Stored records
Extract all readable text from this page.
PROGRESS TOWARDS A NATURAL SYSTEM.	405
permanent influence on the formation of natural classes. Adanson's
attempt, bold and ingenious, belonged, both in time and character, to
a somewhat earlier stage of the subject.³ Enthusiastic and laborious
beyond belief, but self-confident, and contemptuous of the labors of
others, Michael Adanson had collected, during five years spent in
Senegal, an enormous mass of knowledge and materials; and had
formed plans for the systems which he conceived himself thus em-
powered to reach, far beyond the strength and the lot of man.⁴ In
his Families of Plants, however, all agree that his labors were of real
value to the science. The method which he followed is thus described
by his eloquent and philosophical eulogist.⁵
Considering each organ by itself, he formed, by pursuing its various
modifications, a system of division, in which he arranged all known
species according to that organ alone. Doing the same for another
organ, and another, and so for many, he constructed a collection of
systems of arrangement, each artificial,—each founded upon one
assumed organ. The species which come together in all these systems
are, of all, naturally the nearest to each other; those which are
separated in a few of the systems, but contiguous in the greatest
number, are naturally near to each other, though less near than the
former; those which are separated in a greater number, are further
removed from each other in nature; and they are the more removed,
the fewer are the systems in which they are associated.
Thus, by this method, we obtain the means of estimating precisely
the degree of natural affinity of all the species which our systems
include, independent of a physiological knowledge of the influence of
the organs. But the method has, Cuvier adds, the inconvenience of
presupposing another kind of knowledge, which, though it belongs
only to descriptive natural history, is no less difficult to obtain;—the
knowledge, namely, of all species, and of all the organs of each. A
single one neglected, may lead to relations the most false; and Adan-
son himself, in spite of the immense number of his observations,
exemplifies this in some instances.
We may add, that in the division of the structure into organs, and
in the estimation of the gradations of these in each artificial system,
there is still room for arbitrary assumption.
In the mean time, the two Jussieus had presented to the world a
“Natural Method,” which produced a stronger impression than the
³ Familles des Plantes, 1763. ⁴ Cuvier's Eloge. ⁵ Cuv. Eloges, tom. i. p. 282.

** TASK PROMPT **
Scan the material above for the string "obtain" and report each line where you find it.

** RIGHT ANSWER **
Thus, by this method, we obtain the means of estimating precisely
only to descriptive natural history, is no less difficult to obtain;—the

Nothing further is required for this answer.